> Stated goal 1
Which version of declad does the bug report give in its environment section?
> Stated goal 2
Summarize the declad bug report in two sentences.
> Stated goal 3
Continue the declad bug report from the point where it stops.

> Selection
#####
Skip to content

declad recursively ingests JSON metadata files when metadata creation is enabled #67

@DouglasLeeTucker

Description

@DouglasLeeTucker

Summary

When metadata_creation is enabled and JSON files are present in the declad dropbox, declad will treat those JSON files as data files if "*.json" is included in filename_patterns. This causes declad to:

  • invoke the metadata extractor on JSON files
  • generate new JSON metadata files in the dropbox
  • re‑ingest those new JSON files
  • repeat indefinitely

The result is runaway recursion and exponential growth of JSON files until declad is stopped and the directory is manually cleaned.

This behavior is surprising and hazardous, especially because JSON metadata sidecars are a normal part of declad’s workflow.

Environment

  • declad version: 2.3.8 (via Spack)
  • deployment: fermicloud848 under /home/hypotpro/declad_848
  • host: fermicloud848
  • dropbox: /home/hypotpro/declad_848/dropbox/
  • metadata extractor: /home/hypotpro/bin/demo_meta_extractor.sh
  • metadata creation: enabled
  • filename patterns:
filename_patterns:
  - "*.txt"
  - "*.root"
  - "*.art"
  - "*.ddtest"
  - "*.parquet"
  - "*.json"

Steps to Reproduce

  1. Enable metadata creation in declad_config.yaml.
  2. Add "*.json" to filename_patterns.
  3. Place a JSON file in the dropbox (e.g., data_00001.json).
  4. Start or restart declad.

Observed Behavior

  • Declad treats the JSON file as a data file.
  • The metadata extractor is invoked on the JSON file.
  • The extractor writes a new JSON metadata file into the dropbox.
  • Declad sees the new JSON file and repeats the process.
#####
> Source material
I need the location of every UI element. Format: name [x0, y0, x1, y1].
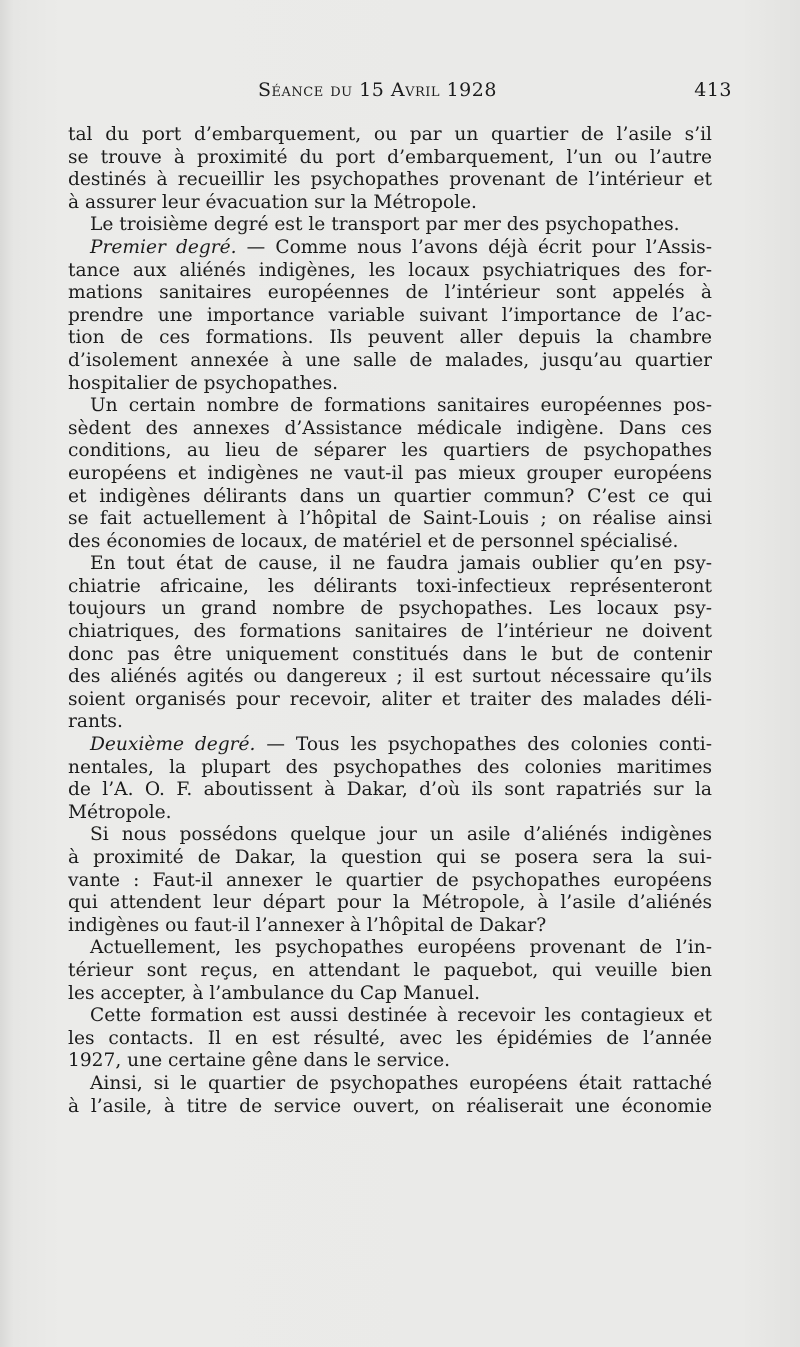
#####
> Written reply 1
Version 2.3.8, installed via Spack.

> Written reply 2
When metadata creation is enabled and "*.json" is among the filename patterns, declad treats JSON files in the dropbox as data files, runs the metadata extractor on them, and re-ingests the new JSON metadata files the extractor writes. This repeats indefinitely, causing runaway recursion and exponential growth of JSON files until declad is stopped and the directory is cleaned by hand.

> Written reply 3
This produces a chain like:
data_00001.json
data_00001.json.json
data_00001.json.json.json
...

The dropbox grows rapidly until declad is stopped and the directory is cleaned manually.

Expected Behavior

Declad should not treat JSON metadata files as ingestible data files.

Specifically:

  • JSON files should be ignored unless they match the expected metadata sidecar naming convention for a corresponding data file.
  • JSON files should not be passed to the metadata extractor.
  • JSON files should never trigger metadata creation.

Root Cause

Declad currently:

  1. Uses filename_patterns to determine which files to ingest.
  2. Does not distinguish between data files and metadata sidecar files
  3. Does not validate JSON filenames before treating them as ingestible data.

Thus, adding "*.json" to filename_patterns causes declad to ingest its own metadata output.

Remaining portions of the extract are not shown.